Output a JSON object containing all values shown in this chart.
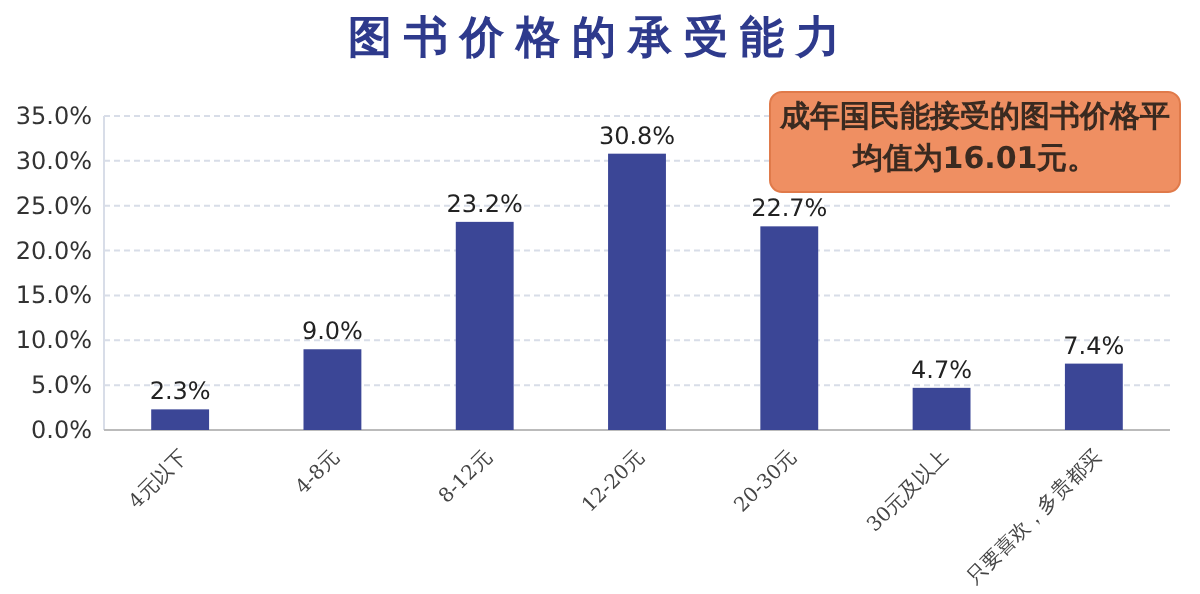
{
  "chart_data": {
    "type": "bar",
    "title": "图书价格的承受能力",
    "categories": [
      "4元以下",
      "4-8元",
      "8-12元",
      "12-20元",
      "20-30元",
      "30元及以上",
      "只要喜欢，多贵都买"
    ],
    "values": [
      2.3,
      9.0,
      23.2,
      30.8,
      22.7,
      4.7,
      7.4
    ],
    "value_labels": [
      "2.3%",
      "9.0%",
      "23.2%",
      "30.8%",
      "22.7%",
      "4.7%",
      "7.4%"
    ],
    "color": "#3b4696",
    "ylim": [
      0,
      35
    ],
    "yticks": [
      {
        "value": 0,
        "label": "0.0%"
      },
      {
        "value": 5,
        "label": "5.0%"
      },
      {
        "value": 10,
        "label": "10.0%"
      },
      {
        "value": 15,
        "label": "15.0%"
      },
      {
        "value": 20,
        "label": "20.0%"
      },
      {
        "value": 25,
        "label": "25.0%"
      },
      {
        "value": 30,
        "label": "30.0%"
      },
      {
        "value": 35,
        "label": "35.0%"
      }
    ],
    "grid": "y",
    "annotations": [
      "成年国民能接受的图书价格平均值为16.01元。"
    ]
  }
}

# Exercise prompt
Reproduce the records verbatim, omitting all images they contain.

# Problem solution
Output a JSON object containing all values shown in this chart.
{
  "chart_data": {
    "type": "bar",
    "title": "图书价格的承受能力",
    "categories": [
      "4元以下",
      "4-8元",
      "8-12元",
      "12-20元",
      "20-30元",
      "30元及以上",
      "只要喜欢，多贵都买"
    ],
    "values": [
      2.3,
      9.0,
      23.2,
      30.8,
      22.7,
      4.7,
      7.4
    ],
    "value_labels": [
      "2.3%",
      "9.0%",
      "23.2%",
      "30.8%",
      "22.7%",
      "4.7%",
      "7.4%"
    ],
    "color": "#3b4696",
    "ylim": [
      0,
      35
    ],
    "yticks": [
      {
        "value": 0,
        "label": "0.0%"
      },
      {
        "value": 5,
        "label": "5.0%"
      },
      {
        "value": 10,
        "label": "10.0%"
      },
      {
        "value": 15,
        "label": "15.0%"
      },
      {
        "value": 20,
        "label": "20.0%"
      },
      {
        "value": 25,
        "label": "25.0%"
      },
      {
        "value": 30,
        "label": "30.0%"
      },
      {
        "value": 35,
        "label": "35.0%"
      }
    ],
    "grid": "y",
    "annotations": [
      "成年国民能接受的图书价格平均值为16.01元。"
    ]
  }
}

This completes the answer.